Wherever the word "包钢股份" turns up in a line of the entries, copy that line.

Extracted data entries
-- start --
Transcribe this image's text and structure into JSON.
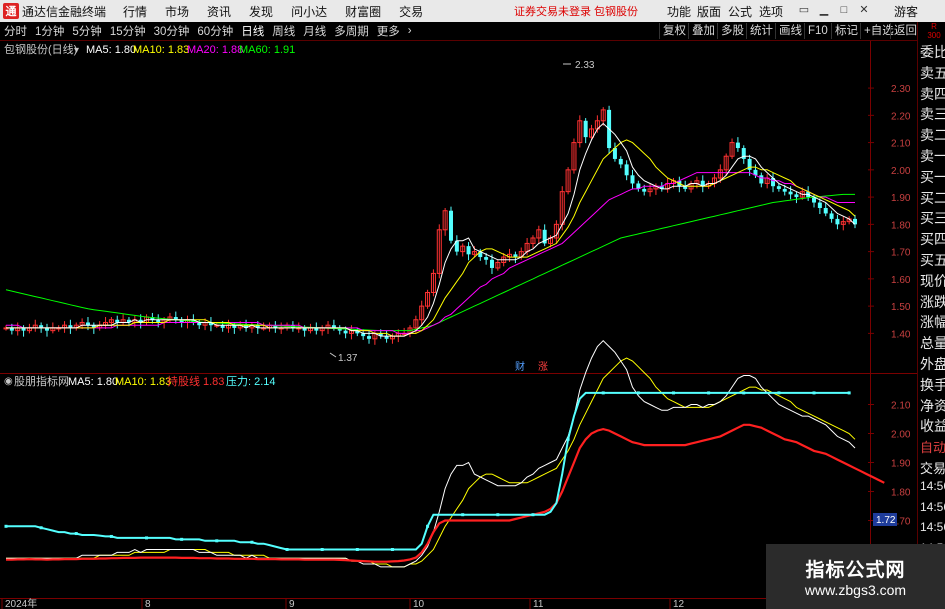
{
  "titlebar": {
    "logo_glyph": "通",
    "app_name": "通达信金融终端",
    "menus": [
      "行情",
      "市场",
      "资讯",
      "发现",
      "问小达",
      "财富圈",
      "交易"
    ],
    "notice": "证券交易未登录  包钢股份",
    "right_menus": [
      "功能",
      "版面",
      "公式",
      "选项"
    ],
    "guest": "游客"
  },
  "toolbar": {
    "periods": [
      "分时",
      "1分钟",
      "5分钟",
      "15分钟",
      "30分钟",
      "60分钟",
      "日线",
      "周线",
      "月线",
      "多周期",
      "更多"
    ],
    "active": "日线",
    "right_buttons": [
      "复权",
      "叠加",
      "多股",
      "统计",
      "画线",
      "F10",
      "标记",
      "+自选",
      "返回"
    ]
  },
  "main_chart": {
    "stock_label": "包钢股份(日线)",
    "ma5_label": "MA5: 1.80",
    "ma10_label": "MA10: 1.83",
    "ma20_label": "MA20: 1.88",
    "ma60_label": "MA60: 1.91",
    "high_label": "2.33",
    "low_label": "1.37",
    "marker_cai": "财",
    "marker_zhang": "涨",
    "y_ticks": [
      "2.30",
      "2.20",
      "2.10",
      "2.00",
      "1.90",
      "1.80",
      "1.70",
      "1.60",
      "1.50",
      "1.40"
    ]
  },
  "indicator": {
    "name": "股朋指标网",
    "ma5_label": "MA5: 1.80",
    "ma10_label": "MA10: 1.83",
    "hold_label": "持股线",
    "hold_value": "1.83",
    "pressure_label": "压力: 2.14",
    "y_ticks": [
      "2.10",
      "2.00",
      "1.90",
      "1.80",
      "1.70",
      "1.60"
    ],
    "current_value": "1.72"
  },
  "x_axis": {
    "labels": [
      "2024年",
      "8",
      "9",
      "10",
      "11",
      "12"
    ]
  },
  "right_sidebar": {
    "top_label_1": "R",
    "top_label_2": "300",
    "items": [
      "委比",
      "卖五",
      "卖四",
      "卖三",
      "卖二",
      "卖一",
      "买一",
      "买二",
      "买三",
      "买四",
      "买五",
      "现价",
      "涨跌",
      "涨幅",
      "总量",
      "外盘",
      "换手",
      "净资",
      "收益",
      "自动",
      "交易",
      "14:56",
      "14:56",
      "14:56",
      "14:56",
      "14:56",
      "14:56",
      "14:56",
      "14:56"
    ]
  },
  "watermark": {
    "line1": "指标公式网",
    "line2": "www.zbgs3.com"
  },
  "colors": {
    "ma5": "#ffffff",
    "ma10": "#ffff00",
    "ma20": "#ff00ff",
    "ma60": "#00ff00",
    "up": "#ff3232",
    "down": "#54ffff",
    "pressure": "#54ffff",
    "hold": "#ff2020"
  },
  "chart_data": [
    {
      "type": "candlestick",
      "title": "包钢股份(日线)",
      "ylim": [
        1.35,
        2.37
      ],
      "annotations": {
        "high": 2.33,
        "low": 1.37
      },
      "series": [
        {
          "name": "MA5",
          "last": 1.8
        },
        {
          "name": "MA10",
          "last": 1.83
        },
        {
          "name": "MA20",
          "last": 1.88
        },
        {
          "name": "MA60",
          "last": 1.91
        }
      ],
      "x_labels": [
        "2024年",
        "8",
        "9",
        "10",
        "11",
        "12"
      ],
      "close": [
        1.42,
        1.41,
        1.42,
        1.41,
        1.42,
        1.43,
        1.42,
        1.41,
        1.42,
        1.42,
        1.43,
        1.42,
        1.43,
        1.44,
        1.43,
        1.42,
        1.43,
        1.44,
        1.45,
        1.44,
        1.45,
        1.44,
        1.45,
        1.44,
        1.46,
        1.45,
        1.44,
        1.45,
        1.46,
        1.45,
        1.44,
        1.45,
        1.44,
        1.43,
        1.44,
        1.43,
        1.43,
        1.42,
        1.43,
        1.42,
        1.43,
        1.42,
        1.43,
        1.42,
        1.42,
        1.43,
        1.42,
        1.42,
        1.43,
        1.42,
        1.42,
        1.41,
        1.42,
        1.41,
        1.42,
        1.43,
        1.42,
        1.41,
        1.4,
        1.41,
        1.4,
        1.39,
        1.38,
        1.4,
        1.39,
        1.38,
        1.39,
        1.4,
        1.4,
        1.42,
        1.45,
        1.5,
        1.55,
        1.62,
        1.78,
        1.85,
        1.74,
        1.7,
        1.72,
        1.69,
        1.7,
        1.68,
        1.67,
        1.64,
        1.66,
        1.68,
        1.69,
        1.68,
        1.7,
        1.73,
        1.75,
        1.78,
        1.73,
        1.75,
        1.8,
        1.92,
        2.0,
        2.1,
        2.18,
        2.12,
        2.15,
        2.18,
        2.22,
        2.08,
        2.04,
        2.02,
        1.98,
        1.95,
        1.93,
        1.92,
        1.93,
        1.94,
        1.93,
        1.95,
        1.96,
        1.94,
        1.93,
        1.95,
        1.96,
        1.94,
        1.95,
        1.97,
        2.0,
        2.05,
        2.1,
        2.08,
        2.04,
        2.0,
        1.98,
        1.95,
        1.97,
        1.94,
        1.93,
        1.92,
        1.91,
        1.9,
        1.92,
        1.9,
        1.88,
        1.86,
        1.84,
        1.82,
        1.8,
        1.81,
        1.82,
        1.8
      ],
      "ma5": [
        1.42,
        1.42,
        1.42,
        1.42,
        1.42,
        1.42,
        1.42,
        1.42,
        1.42,
        1.42,
        1.42,
        1.42,
        1.42,
        1.43,
        1.43,
        1.43,
        1.43,
        1.43,
        1.43,
        1.44,
        1.44,
        1.44,
        1.45,
        1.44,
        1.45,
        1.45,
        1.45,
        1.45,
        1.45,
        1.45,
        1.45,
        1.45,
        1.45,
        1.44,
        1.44,
        1.44,
        1.43,
        1.43,
        1.43,
        1.43,
        1.43,
        1.42,
        1.43,
        1.42,
        1.42,
        1.42,
        1.42,
        1.42,
        1.42,
        1.42,
        1.42,
        1.42,
        1.42,
        1.42,
        1.42,
        1.42,
        1.42,
        1.42,
        1.42,
        1.41,
        1.41,
        1.4,
        1.4,
        1.4,
        1.39,
        1.39,
        1.39,
        1.39,
        1.39,
        1.4,
        1.41,
        1.43,
        1.46,
        1.51,
        1.58,
        1.66,
        1.71,
        1.74,
        1.74,
        1.75,
        1.71,
        1.7,
        1.69,
        1.68,
        1.67,
        1.67,
        1.67,
        1.67,
        1.68,
        1.7,
        1.71,
        1.73,
        1.74,
        1.75,
        1.76,
        1.8,
        1.84,
        1.91,
        2.0,
        2.06,
        2.11,
        2.15,
        2.17,
        2.15,
        2.13,
        2.1,
        2.07,
        2.01,
        1.98,
        1.96,
        1.95,
        1.94,
        1.93,
        1.93,
        1.94,
        1.94,
        1.94,
        1.95,
        1.95,
        1.94,
        1.95,
        1.95,
        1.96,
        1.98,
        2.01,
        2.04,
        2.05,
        2.05,
        2.04,
        2.01,
        1.99,
        1.97,
        1.95,
        1.94,
        1.93,
        1.92,
        1.91,
        1.91,
        1.9,
        1.89,
        1.88,
        1.86,
        1.84,
        1.83,
        1.82,
        1.8
      ],
      "ma10": [
        1.42,
        1.42,
        1.42,
        1.42,
        1.42,
        1.42,
        1.42,
        1.42,
        1.42,
        1.42,
        1.42,
        1.42,
        1.42,
        1.42,
        1.42,
        1.42,
        1.43,
        1.43,
        1.43,
        1.43,
        1.43,
        1.43,
        1.44,
        1.44,
        1.44,
        1.44,
        1.44,
        1.44,
        1.45,
        1.45,
        1.45,
        1.45,
        1.45,
        1.45,
        1.45,
        1.44,
        1.44,
        1.44,
        1.44,
        1.43,
        1.43,
        1.43,
        1.43,
        1.43,
        1.43,
        1.42,
        1.42,
        1.42,
        1.42,
        1.42,
        1.42,
        1.42,
        1.42,
        1.42,
        1.42,
        1.42,
        1.42,
        1.42,
        1.42,
        1.41,
        1.41,
        1.41,
        1.41,
        1.4,
        1.4,
        1.4,
        1.39,
        1.39,
        1.39,
        1.4,
        1.4,
        1.41,
        1.43,
        1.45,
        1.49,
        1.53,
        1.56,
        1.59,
        1.62,
        1.66,
        1.68,
        1.7,
        1.71,
        1.71,
        1.7,
        1.69,
        1.68,
        1.68,
        1.68,
        1.68,
        1.69,
        1.7,
        1.71,
        1.72,
        1.73,
        1.76,
        1.79,
        1.83,
        1.88,
        1.92,
        1.96,
        2.0,
        2.04,
        2.06,
        2.08,
        2.1,
        2.11,
        2.1,
        2.08,
        2.06,
        2.04,
        2.01,
        1.99,
        1.97,
        1.96,
        1.95,
        1.94,
        1.94,
        1.94,
        1.94,
        1.94,
        1.95,
        1.96,
        1.97,
        1.98,
        1.99,
        2.0,
        2.01,
        2.01,
        2.0,
        2.0,
        1.99,
        1.98,
        1.97,
        1.96,
        1.94,
        1.93,
        1.92,
        1.91,
        1.9,
        1.89,
        1.88,
        1.87,
        1.86,
        1.85,
        1.83
      ],
      "ma20": [
        1.43,
        1.43,
        1.43,
        1.42,
        1.42,
        1.42,
        1.42,
        1.42,
        1.42,
        1.42,
        1.42,
        1.42,
        1.42,
        1.42,
        1.42,
        1.42,
        1.42,
        1.42,
        1.42,
        1.43,
        1.43,
        1.43,
        1.43,
        1.43,
        1.43,
        1.43,
        1.43,
        1.44,
        1.44,
        1.44,
        1.44,
        1.44,
        1.44,
        1.44,
        1.44,
        1.44,
        1.44,
        1.44,
        1.44,
        1.44,
        1.44,
        1.44,
        1.44,
        1.44,
        1.43,
        1.43,
        1.43,
        1.43,
        1.43,
        1.43,
        1.43,
        1.42,
        1.42,
        1.42,
        1.42,
        1.42,
        1.42,
        1.42,
        1.42,
        1.42,
        1.42,
        1.41,
        1.41,
        1.41,
        1.41,
        1.41,
        1.41,
        1.4,
        1.4,
        1.4,
        1.41,
        1.41,
        1.42,
        1.43,
        1.44,
        1.46,
        1.47,
        1.49,
        1.51,
        1.53,
        1.55,
        1.57,
        1.58,
        1.6,
        1.61,
        1.62,
        1.64,
        1.65,
        1.66,
        1.67,
        1.68,
        1.69,
        1.7,
        1.71,
        1.72,
        1.73,
        1.75,
        1.77,
        1.79,
        1.81,
        1.83,
        1.85,
        1.87,
        1.89,
        1.9,
        1.91,
        1.92,
        1.93,
        1.93,
        1.94,
        1.94,
        1.94,
        1.94,
        1.95,
        1.95,
        1.96,
        1.97,
        1.98,
        1.99,
        1.99,
        1.99,
        1.99,
        1.99,
        1.99,
        1.99,
        1.99,
        1.99,
        1.99,
        1.98,
        1.97,
        1.97,
        1.96,
        1.96,
        1.95,
        1.95,
        1.94,
        1.93,
        1.92,
        1.91,
        1.9,
        1.9,
        1.89,
        1.88,
        1.88,
        1.88,
        1.88
      ],
      "ma60": [
        1.56,
        1.555,
        1.55,
        1.545,
        1.54,
        1.535,
        1.53,
        1.525,
        1.52,
        1.515,
        1.51,
        1.505,
        1.5,
        1.495,
        1.49,
        1.487,
        1.484,
        1.481,
        1.478,
        1.475,
        1.472,
        1.469,
        1.466,
        1.463,
        1.46,
        1.458,
        1.456,
        1.454,
        1.452,
        1.45,
        1.448,
        1.446,
        1.444,
        1.442,
        1.44,
        1.439,
        1.438,
        1.437,
        1.436,
        1.435,
        1.434,
        1.433,
        1.432,
        1.431,
        1.43,
        1.429,
        1.428,
        1.427,
        1.426,
        1.425,
        1.424,
        1.423,
        1.422,
        1.421,
        1.42,
        1.419,
        1.418,
        1.417,
        1.416,
        1.415,
        1.414,
        1.413,
        1.412,
        1.411,
        1.41,
        1.41,
        1.41,
        1.41,
        1.41,
        1.41,
        1.415,
        1.42,
        1.425,
        1.43,
        1.44,
        1.45,
        1.46,
        1.47,
        1.48,
        1.49,
        1.5,
        1.51,
        1.52,
        1.53,
        1.54,
        1.55,
        1.56,
        1.57,
        1.58,
        1.59,
        1.6,
        1.61,
        1.62,
        1.63,
        1.64,
        1.65,
        1.66,
        1.67,
        1.68,
        1.69,
        1.7,
        1.71,
        1.72,
        1.73,
        1.74,
        1.75,
        1.755,
        1.76,
        1.765,
        1.77,
        1.775,
        1.78,
        1.785,
        1.79,
        1.795,
        1.8,
        1.805,
        1.81,
        1.815,
        1.82,
        1.825,
        1.83,
        1.835,
        1.84,
        1.845,
        1.85,
        1.855,
        1.86,
        1.865,
        1.87,
        1.875,
        1.88,
        1.883,
        1.886,
        1.889,
        1.892,
        1.895,
        1.898,
        1.9,
        1.902,
        1.904,
        1.906,
        1.908,
        1.91,
        1.91,
        1.91
      ]
    },
    {
      "type": "line",
      "title": "股朋指标网",
      "ylim": [
        1.55,
        2.15
      ],
      "series": [
        {
          "name": "MA5",
          "last": 1.8
        },
        {
          "name": "MA10",
          "last": 1.83
        },
        {
          "name": "持股线",
          "last": 1.83
        },
        {
          "name": "压力",
          "last": 2.14
        }
      ],
      "pressure": [
        1.68,
        1.68,
        1.68,
        1.68,
        1.68,
        1.68,
        1.675,
        1.67,
        1.665,
        1.66,
        1.66,
        1.655,
        1.655,
        1.65,
        1.65,
        1.65,
        1.648,
        1.645,
        1.645,
        1.64,
        1.64,
        1.64,
        1.64,
        1.64,
        1.64,
        1.64,
        1.64,
        1.64,
        1.64,
        1.635,
        1.635,
        1.635,
        1.635,
        1.635,
        1.63,
        1.63,
        1.63,
        1.63,
        1.63,
        1.63,
        1.625,
        1.625,
        1.625,
        1.62,
        1.62,
        1.615,
        1.61,
        1.605,
        1.6,
        1.6,
        1.6,
        1.6,
        1.6,
        1.6,
        1.6,
        1.6,
        1.6,
        1.6,
        1.6,
        1.6,
        1.6,
        1.6,
        1.6,
        1.6,
        1.6,
        1.6,
        1.6,
        1.6,
        1.6,
        1.6,
        1.6,
        1.62,
        1.68,
        1.72,
        1.72,
        1.72,
        1.72,
        1.72,
        1.72,
        1.72,
        1.72,
        1.72,
        1.72,
        1.72,
        1.72,
        1.72,
        1.72,
        1.72,
        1.72,
        1.72,
        1.72,
        1.72,
        1.72,
        1.73,
        1.76,
        1.86,
        1.98,
        2.06,
        2.12,
        2.14,
        2.14,
        2.14,
        2.14,
        2.14,
        2.14,
        2.14,
        2.14,
        2.14,
        2.14,
        2.14,
        2.14,
        2.14,
        2.14,
        2.14,
        2.14,
        2.14,
        2.14,
        2.14,
        2.14,
        2.14,
        2.14,
        2.14,
        2.14,
        2.14,
        2.14,
        2.14,
        2.14,
        2.14,
        2.14,
        2.14,
        2.14,
        2.14,
        2.14,
        2.14,
        2.14,
        2.14,
        2.14,
        2.14,
        2.14,
        2.14,
        2.14,
        2.14,
        2.14,
        2.14,
        2.14
      ],
      "hold": [
        1.565,
        1.565,
        1.566,
        1.566,
        1.567,
        1.566,
        1.566,
        1.565,
        1.566,
        1.566,
        1.567,
        1.567,
        1.567,
        1.568,
        1.568,
        1.568,
        1.569,
        1.569,
        1.57,
        1.57,
        1.571,
        1.571,
        1.571,
        1.572,
        1.572,
        1.572,
        1.572,
        1.572,
        1.572,
        1.572,
        1.571,
        1.571,
        1.571,
        1.57,
        1.57,
        1.57,
        1.569,
        1.569,
        1.569,
        1.568,
        1.568,
        1.568,
        1.568,
        1.567,
        1.567,
        1.567,
        1.567,
        1.566,
        1.566,
        1.566,
        1.566,
        1.565,
        1.565,
        1.565,
        1.565,
        1.565,
        1.565,
        1.564,
        1.563,
        1.562,
        1.561,
        1.56,
        1.559,
        1.558,
        1.558,
        1.558,
        1.559,
        1.56,
        1.562,
        1.566,
        1.572,
        1.59,
        1.62,
        1.66,
        1.69,
        1.7,
        1.7,
        1.7,
        1.7,
        1.7,
        1.7,
        1.7,
        1.7,
        1.7,
        1.7,
        1.7,
        1.7,
        1.705,
        1.71,
        1.715,
        1.72,
        1.725,
        1.73,
        1.74,
        1.76,
        1.8,
        1.85,
        1.9,
        1.95,
        1.98,
        2.0,
        2.01,
        2.015,
        2.01,
        2.0,
        1.99,
        1.98,
        1.97,
        1.965,
        1.96,
        1.96,
        1.96,
        1.96,
        1.96,
        1.96,
        1.96,
        1.96,
        1.965,
        1.97,
        1.975,
        1.98,
        1.985,
        1.99,
        2.0,
        2.01,
        2.02,
        2.03,
        2.03,
        2.025,
        2.02,
        2.01,
        2.0,
        1.99,
        1.98,
        1.975,
        1.97,
        1.96,
        1.95,
        1.94,
        1.935,
        1.93,
        1.92,
        1.91,
        1.9,
        1.89,
        1.88,
        1.87,
        1.86,
        1.85,
        1.84,
        1.83
      ]
    }
  ]
}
-- end --
» **The result**:
    "notice": "证券交易未登录  包钢股份",
    "stock_label": "包钢股份(日线)",
      "title": "包钢股份(日线)",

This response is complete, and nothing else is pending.